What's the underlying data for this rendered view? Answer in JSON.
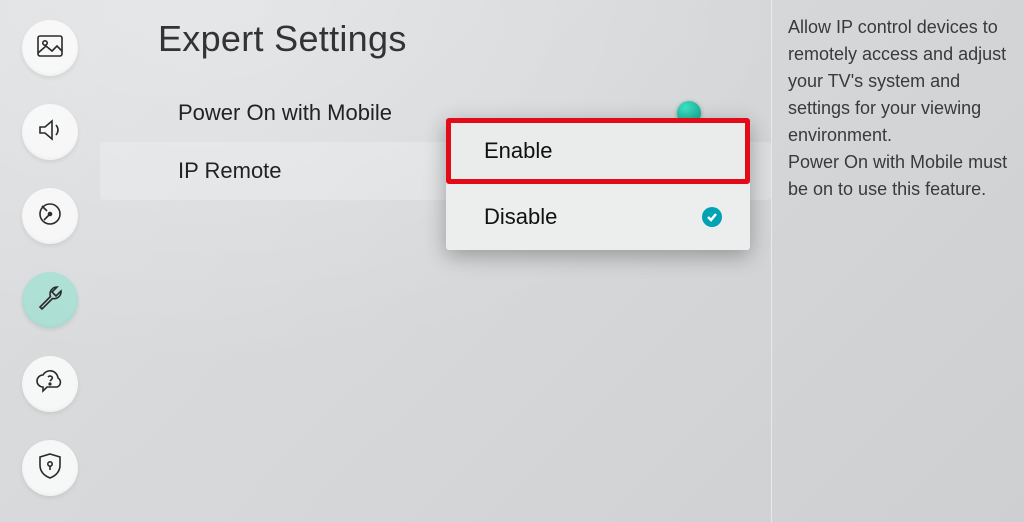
{
  "page": {
    "title": "Expert Settings"
  },
  "sidebar": {
    "items": [
      {
        "name": "picture"
      },
      {
        "name": "sound"
      },
      {
        "name": "broadcast"
      },
      {
        "name": "general",
        "active": true
      },
      {
        "name": "support"
      },
      {
        "name": "privacy"
      }
    ]
  },
  "settings": {
    "power_on_mobile": {
      "label": "Power On with Mobile",
      "enabled": true
    },
    "ip_remote": {
      "label": "IP Remote",
      "options": [
        "Enable",
        "Disable"
      ],
      "selected": "Disable",
      "highlighted": "Enable"
    }
  },
  "info": {
    "text": "Allow IP control devices to remotely access and adjust your TV's system and settings for your viewing environment.\nPower On with Mobile must be on to use this feature."
  }
}
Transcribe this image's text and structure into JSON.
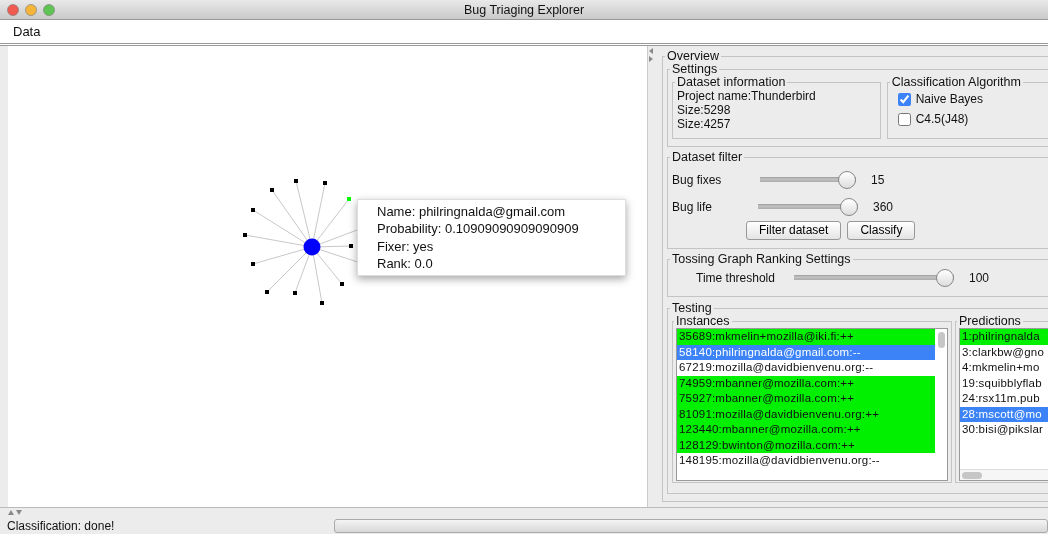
{
  "window": {
    "title": "Bug Triaging Explorer"
  },
  "menu_items": [
    {
      "label": "Data"
    }
  ],
  "graph": {
    "nodes": [
      {
        "color": "#000000"
      },
      {
        "color": "#000000"
      },
      {
        "color": "#000000"
      },
      {
        "color": "#00ff00"
      },
      {
        "color": "#000000"
      },
      {
        "color": "#000000"
      },
      {
        "color": "#000000"
      },
      {
        "color": "#000000"
      },
      {
        "color": "#000000"
      },
      {
        "color": "#000000"
      },
      {
        "color": "#000000"
      },
      {
        "color": "#000000"
      }
    ],
    "tooltip": {
      "lines": [
        "Name: philringnalda@gmail.com",
        "Probability: 0.10909090909090909",
        "Fixer: yes",
        "Rank: 0.0"
      ]
    }
  },
  "overview": {
    "title": "Overview",
    "settings": {
      "title": "Settings",
      "dataset_information": {
        "title": "Dataset information",
        "lines": [
          "Project name:Thunderbird",
          "Size:5298",
          "Size:4257"
        ]
      },
      "classification_algorithm": {
        "title": "Classification Algorithm",
        "options": [
          {
            "label": "Naive Bayes",
            "checked": true
          },
          {
            "label": "C4.5(J48)",
            "checked": false
          }
        ]
      }
    },
    "dataset_filter": {
      "title": "Dataset filter",
      "sliders": [
        {
          "label": "Bug fixes",
          "level": 1,
          "reading": "15"
        },
        {
          "label": "Bug life",
          "level": 1,
          "reading": "360"
        }
      ],
      "buttons": [
        "Filter dataset",
        "Classify"
      ]
    },
    "tossing_graph": {
      "title": "Tossing Graph Ranking Settings",
      "sliders": [
        {
          "label": "Time threshold",
          "level": 1,
          "reading": "100"
        }
      ]
    },
    "testing": {
      "title": "Testing",
      "instances": {
        "title": "Instances",
        "items": [
          {
            "text": "35689:mkmelin+mozilla@iki.fi:++",
            "correct": true,
            "selected": false
          },
          {
            "text": "58140:philringnalda@gmail.com:--",
            "correct": false,
            "selected": true
          },
          {
            "text": "67219:mozilla@davidbienvenu.org:--",
            "correct": false,
            "selected": false
          },
          {
            "text": "74959:mbanner@mozilla.com:++",
            "correct": true,
            "selected": false
          },
          {
            "text": "75927:mbanner@mozilla.com:++",
            "correct": true,
            "selected": false
          },
          {
            "text": "81091:mozilla@davidbienvenu.org:++",
            "correct": true,
            "selected": false
          },
          {
            "text": "123440:mbanner@mozilla.com:++",
            "correct": true,
            "selected": false
          },
          {
            "text": "128129:bwinton@mozilla.com:++",
            "correct": true,
            "selected": false
          },
          {
            "text": "148195:mozilla@davidbienvenu.org:--",
            "correct": false,
            "selected": false
          }
        ]
      },
      "predictions": {
        "title": "Predictions",
        "items": [
          {
            "text": "1:philringnalda",
            "correct": true,
            "selected": false
          },
          {
            "text": "3:clarkbw@gno",
            "correct": false,
            "selected": false
          },
          {
            "text": "4:mkmelin+mo",
            "correct": false,
            "selected": false
          },
          {
            "text": "19:squibblyflab",
            "correct": false,
            "selected": false
          },
          {
            "text": "24:rsx11m.pub",
            "correct": false,
            "selected": false
          },
          {
            "text": "28:mscott@mo",
            "correct": false,
            "selected": true
          },
          {
            "text": "30:bisi@pikslar",
            "correct": false,
            "selected": false
          }
        ]
      }
    }
  },
  "status_bar": {
    "text": "Classification: done!",
    "progress": {
      "level": 0
    }
  }
}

* * * *

▶ **TASK GOAL**:
Would you mind returning each entry above word for word, skipping the images?

▶ **THE ANSWER**:
What's the underlying data for this rendered view? Answer in JSON.
{
  "page": {
    "title": "Expert Settings"
  },
  "sidebar": {
    "items": [
      {
        "name": "picture"
      },
      {
        "name": "sound"
      },
      {
        "name": "broadcast"
      },
      {
        "name": "general",
        "active": true
      },
      {
        "name": "support"
      },
      {
        "name": "privacy"
      }
    ]
  },
  "settings": {
    "power_on_mobile": {
      "label": "Power On with Mobile",
      "enabled": true
    },
    "ip_remote": {
      "label": "IP Remote",
      "options": [
        "Enable",
        "Disable"
      ],
      "selected": "Disable",
      "highlighted": "Enable"
    }
  },
  "info": {
    "text": "Allow IP control devices to remotely access and adjust your TV's system and settings for your viewing environment.\nPower On with Mobile must be on to use this feature."
  }
}
Transcribe this image's text and structure into JSON.
{
  "window": {
    "title": "Bug Triaging Explorer"
  },
  "menu_items": [
    {
      "label": "Data"
    }
  ],
  "graph": {
    "nodes": [
      {
        "color": "#000000"
      },
      {
        "color": "#000000"
      },
      {
        "color": "#000000"
      },
      {
        "color": "#00ff00"
      },
      {
        "color": "#000000"
      },
      {
        "color": "#000000"
      },
      {
        "color": "#000000"
      },
      {
        "color": "#000000"
      },
      {
        "color": "#000000"
      },
      {
        "color": "#000000"
      },
      {
        "color": "#000000"
      },
      {
        "color": "#000000"
      }
    ],
    "tooltip": {
      "lines": [
        "Name: philringnalda@gmail.com",
        "Probability: 0.10909090909090909",
        "Fixer: yes",
        "Rank: 0.0"
      ]
    }
  },
  "overview": {
    "title": "Overview",
    "settings": {
      "title": "Settings",
      "dataset_information": {
        "title": "Dataset information",
        "lines": [
          "Project name:Thunderbird",
          "Size:5298",
          "Size:4257"
        ]
      },
      "classification_algorithm": {
        "title": "Classification Algorithm",
        "options": [
          {
            "label": "Naive Bayes",
            "checked": true
          },
          {
            "label": "C4.5(J48)",
            "checked": false
          }
        ]
      }
    },
    "dataset_filter": {
      "title": "Dataset filter",
      "sliders": [
        {
          "label": "Bug fixes",
          "level": 1,
          "reading": "15"
        },
        {
          "label": "Bug life",
          "level": 1,
          "reading": "360"
        }
      ],
      "buttons": [
        "Filter dataset",
        "Classify"
      ]
    },
    "tossing_graph": {
      "title": "Tossing Graph Ranking Settings",
      "sliders": [
        {
          "label": "Time threshold",
          "level": 1,
          "reading": "100"
        }
      ]
    },
    "testing": {
      "title": "Testing",
      "instances": {
        "title": "Instances",
        "items": [
          {
            "text": "35689:mkmelin+mozilla@iki.fi:++",
            "correct": true,
            "selected": false
          },
          {
            "text": "58140:philringnalda@gmail.com:--",
            "correct": false,
            "selected": true
          },
          {
            "text": "67219:mozilla@davidbienvenu.org:--",
            "correct": false,
            "selected": false
          },
          {
            "text": "74959:mbanner@mozilla.com:++",
            "correct": true,
            "selected": false
          },
          {
            "text": "75927:mbanner@mozilla.com:++",
            "correct": true,
            "selected": false
          },
          {
            "text": "81091:mozilla@davidbienvenu.org:++",
            "correct": true,
            "selected": false
          },
          {
            "text": "123440:mbanner@mozilla.com:++",
            "correct": true,
            "selected": false
          },
          {
            "text": "128129:bwinton@mozilla.com:++",
            "correct": true,
            "selected": false
          },
          {
            "text": "148195:mozilla@davidbienvenu.org:--",
            "correct": false,
            "selected": false
          }
        ]
      },
      "predictions": {
        "title": "Predictions",
        "items": [
          {
            "text": "1:philringnalda",
            "correct": true,
            "selected": false
          },
          {
            "text": "3:clarkbw@gno",
            "correct": false,
            "selected": false
          },
          {
            "text": "4:mkmelin+mo",
            "correct": false,
            "selected": false
          },
          {
            "text": "19:squibblyflab",
            "correct": false,
            "selected": false
          },
          {
            "text": "24:rsx11m.pub",
            "correct": false,
            "selected": false
          },
          {
            "text": "28:mscott@mo",
            "correct": false,
            "selected": true
          },
          {
            "text": "30:bisi@pikslar",
            "correct": false,
            "selected": false
          }
        ]
      }
    }
  },
  "status_bar": {
    "text": "Classification: done!",
    "progress": {
      "level": 0
    }
  }
}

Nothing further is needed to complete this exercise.